— What you are asked to do —
Write out the entries below once more, exactly.

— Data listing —
----

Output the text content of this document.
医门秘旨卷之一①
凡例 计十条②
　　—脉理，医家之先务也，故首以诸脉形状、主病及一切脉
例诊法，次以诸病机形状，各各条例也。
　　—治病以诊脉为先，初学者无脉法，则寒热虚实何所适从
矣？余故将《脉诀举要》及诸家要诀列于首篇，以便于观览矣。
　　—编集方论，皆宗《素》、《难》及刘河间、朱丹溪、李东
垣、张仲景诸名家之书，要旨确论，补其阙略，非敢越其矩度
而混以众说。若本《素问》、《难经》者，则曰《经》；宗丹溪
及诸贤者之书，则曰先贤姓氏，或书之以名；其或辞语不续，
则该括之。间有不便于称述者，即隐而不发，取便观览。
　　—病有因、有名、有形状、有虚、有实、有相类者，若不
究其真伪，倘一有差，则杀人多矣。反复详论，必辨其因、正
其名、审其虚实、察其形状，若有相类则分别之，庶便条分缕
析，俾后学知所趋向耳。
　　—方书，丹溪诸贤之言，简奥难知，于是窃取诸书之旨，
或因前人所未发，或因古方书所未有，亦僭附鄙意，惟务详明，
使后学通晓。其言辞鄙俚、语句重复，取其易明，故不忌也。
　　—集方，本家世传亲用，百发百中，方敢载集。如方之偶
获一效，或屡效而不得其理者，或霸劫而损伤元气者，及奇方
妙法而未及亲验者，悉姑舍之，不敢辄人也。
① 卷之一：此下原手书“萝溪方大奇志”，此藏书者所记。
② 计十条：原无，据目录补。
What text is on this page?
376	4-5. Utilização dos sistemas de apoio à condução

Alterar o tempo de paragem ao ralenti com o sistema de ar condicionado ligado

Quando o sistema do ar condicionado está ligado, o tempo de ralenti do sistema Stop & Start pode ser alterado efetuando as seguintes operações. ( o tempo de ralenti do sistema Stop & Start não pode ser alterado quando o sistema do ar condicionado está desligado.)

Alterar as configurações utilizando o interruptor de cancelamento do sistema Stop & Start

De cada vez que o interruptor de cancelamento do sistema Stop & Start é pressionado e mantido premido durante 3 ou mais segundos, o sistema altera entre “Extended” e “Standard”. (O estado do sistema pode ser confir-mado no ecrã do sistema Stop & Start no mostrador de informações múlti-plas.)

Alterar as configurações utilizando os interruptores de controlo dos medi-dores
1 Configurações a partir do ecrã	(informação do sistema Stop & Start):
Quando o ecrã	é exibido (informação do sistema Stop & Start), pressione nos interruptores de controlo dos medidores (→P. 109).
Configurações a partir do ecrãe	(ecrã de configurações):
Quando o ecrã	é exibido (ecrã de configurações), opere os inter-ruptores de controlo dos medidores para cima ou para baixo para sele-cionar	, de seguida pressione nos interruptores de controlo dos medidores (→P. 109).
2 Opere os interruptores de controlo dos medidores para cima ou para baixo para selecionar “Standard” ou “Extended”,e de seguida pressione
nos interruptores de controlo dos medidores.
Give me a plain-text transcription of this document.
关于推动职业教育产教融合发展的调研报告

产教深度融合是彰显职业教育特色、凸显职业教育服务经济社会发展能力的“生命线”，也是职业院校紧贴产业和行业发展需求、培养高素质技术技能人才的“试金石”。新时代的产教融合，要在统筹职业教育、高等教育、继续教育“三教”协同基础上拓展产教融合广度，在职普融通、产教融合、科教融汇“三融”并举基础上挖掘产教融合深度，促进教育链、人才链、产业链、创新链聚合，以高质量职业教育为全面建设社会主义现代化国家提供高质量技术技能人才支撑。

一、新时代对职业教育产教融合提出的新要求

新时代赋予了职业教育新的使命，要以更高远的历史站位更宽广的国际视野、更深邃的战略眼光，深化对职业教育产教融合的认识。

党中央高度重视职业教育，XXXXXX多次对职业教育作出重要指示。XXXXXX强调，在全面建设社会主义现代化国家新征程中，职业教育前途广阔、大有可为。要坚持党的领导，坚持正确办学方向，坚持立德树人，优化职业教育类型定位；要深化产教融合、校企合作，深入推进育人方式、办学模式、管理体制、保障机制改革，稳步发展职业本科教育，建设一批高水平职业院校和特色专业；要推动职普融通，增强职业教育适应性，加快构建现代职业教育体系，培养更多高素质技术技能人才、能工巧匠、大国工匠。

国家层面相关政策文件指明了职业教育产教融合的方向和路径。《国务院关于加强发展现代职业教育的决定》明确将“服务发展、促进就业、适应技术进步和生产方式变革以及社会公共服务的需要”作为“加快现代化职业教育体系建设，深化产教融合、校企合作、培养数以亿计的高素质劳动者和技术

----

— In response —
Output the text content of this document.
医门秘旨卷之一①
凡例 计十条②
　　—脉理，医家之先务也，故首以诸脉形状、主病及一切脉
例诊法，次以诸病机形状，各各条例也。
　　—治病以诊脉为先，初学者无脉法，则寒热虚实何所适从
矣？余故将《脉诀举要》及诸家要诀列于首篇，以便于观览矣。
　　—编集方论，皆宗《素》、《难》及刘河间、朱丹溪、李东
垣、张仲景诸名家之书，要旨确论，补其阙略，非敢越其矩度
而混以众说。若本《素问》、《难经》者，则曰《经》；宗丹溪
及诸贤者之书，则曰先贤姓氏，或书之以名；其或辞语不续，
则该括之。间有不便于称述者，即隐而不发，取便观览。
　　—病有因、有名、有形状、有虚、有实、有相类者，若不
究其真伪，倘一有差，则杀人多矣。反复详论，必辨其因、正
其名、审其虚实、察其形状，若有相类则分别之，庶便条分缕
析，俾后学知所趋向耳。
　　—方书，丹溪诸贤之言，简奥难知，于是窃取诸书之旨，
或因前人所未发，或因古方书所未有，亦僭附鄙意，惟务详明，
使后学通晓。其言辞鄙俚、语句重复，取其易明，故不忌也。
　　—集方，本家世传亲用，百发百中，方敢载集。如方之偶
获一效，或屡效而不得其理者，或霸劫而损伤元气者，及奇方
妙法而未及亲验者，悉姑舍之，不敢辄人也。
① 卷之一：此下原手书“萝溪方大奇志”，此藏书者所记。
② 计十条：原无，据目录补。
What text is on this page?
376	4-5. Utilização dos sistemas de apoio à condução

Alterar o tempo de paragem ao ralenti com o sistema de ar condicionado ligado

Quando o sistema do ar condicionado está ligado, o tempo de ralenti do sistema Stop & Start pode ser alterado efetuando as seguintes operações. ( o tempo de ralenti do sistema Stop & Start não pode ser alterado quando o sistema do ar condicionado está desligado.)

Alterar as configurações utilizando o interruptor de cancelamento do sistema Stop & Start

De cada vez que o interruptor de cancelamento do sistema Stop & Start é pressionado e mantido premido durante 3 ou mais segundos, o sistema altera entre “Extended” e “Standard”. (O estado do sistema pode ser confir-mado no ecrã do sistema Stop & Start no mostrador de informações múlti-plas.)

Alterar as configurações utilizando os interruptores de controlo dos medi-dores
1 Configurações a partir do ecrã	(informação do sistema Stop & Start):
Quando o ecrã	é exibido (informação do sistema Stop & Start), pressione nos interruptores de controlo dos medidores (→P. 109).
Configurações a partir do ecrãe	(ecrã de configurações):
Quando o ecrã	é exibido (ecrã de configurações), opere os inter-ruptores de controlo dos medidores para cima ou para baixo para sele-cionar	, de seguida pressione nos interruptores de controlo dos medidores (→P. 109).
2 Opere os interruptores de controlo dos medidores para cima ou para baixo para selecionar “Standard” ou “Extended”,e de seguida pressione
nos interruptores de controlo dos medidores.
Give me a plain-text transcription of this document.
关于推动职业教育产教融合发展的调研报告

产教深度融合是彰显职业教育特色、凸显职业教育服务经济社会发展能力的“生命线”，也是职业院校紧贴产业和行业发展需求、培养高素质技术技能人才的“试金石”。新时代的产教融合，要在统筹职业教育、高等教育、继续教育“三教”协同基础上拓展产教融合广度，在职普融通、产教融合、科教融汇“三融”并举基础上挖掘产教融合深度，促进教育链、人才链、产业链、创新链聚合，以高质量职业教育为全面建设社会主义现代化国家提供高质量技术技能人才支撑。

一、新时代对职业教育产教融合提出的新要求

新时代赋予了职业教育新的使命，要以更高远的历史站位更宽广的国际视野、更深邃的战略眼光，深化对职业教育产教融合的认识。

党中央高度重视职业教育，XXXXXX多次对职业教育作出重要指示。XXXXXX强调，在全面建设社会主义现代化国家新征程中，职业教育前途广阔、大有可为。要坚持党的领导，坚持正确办学方向，坚持立德树人，优化职业教育类型定位；要深化产教融合、校企合作，深入推进育人方式、办学模式、管理体制、保障机制改革，稳步发展职业本科教育，建设一批高水平职业院校和特色专业；要推动职普融通，增强职业教育适应性，加快构建现代职业教育体系，培养更多高素质技术技能人才、能工巧匠、大国工匠。

国家层面相关政策文件指明了职业教育产教融合的方向和路径。《国务院关于加强发展现代职业教育的决定》明确将“服务发展、促进就业、适应技术进步和生产方式变革以及社会公共服务的需要”作为“加快现代化职业教育体系建设，深化产教融合、校企合作、培养数以亿计的高素质劳动者和技术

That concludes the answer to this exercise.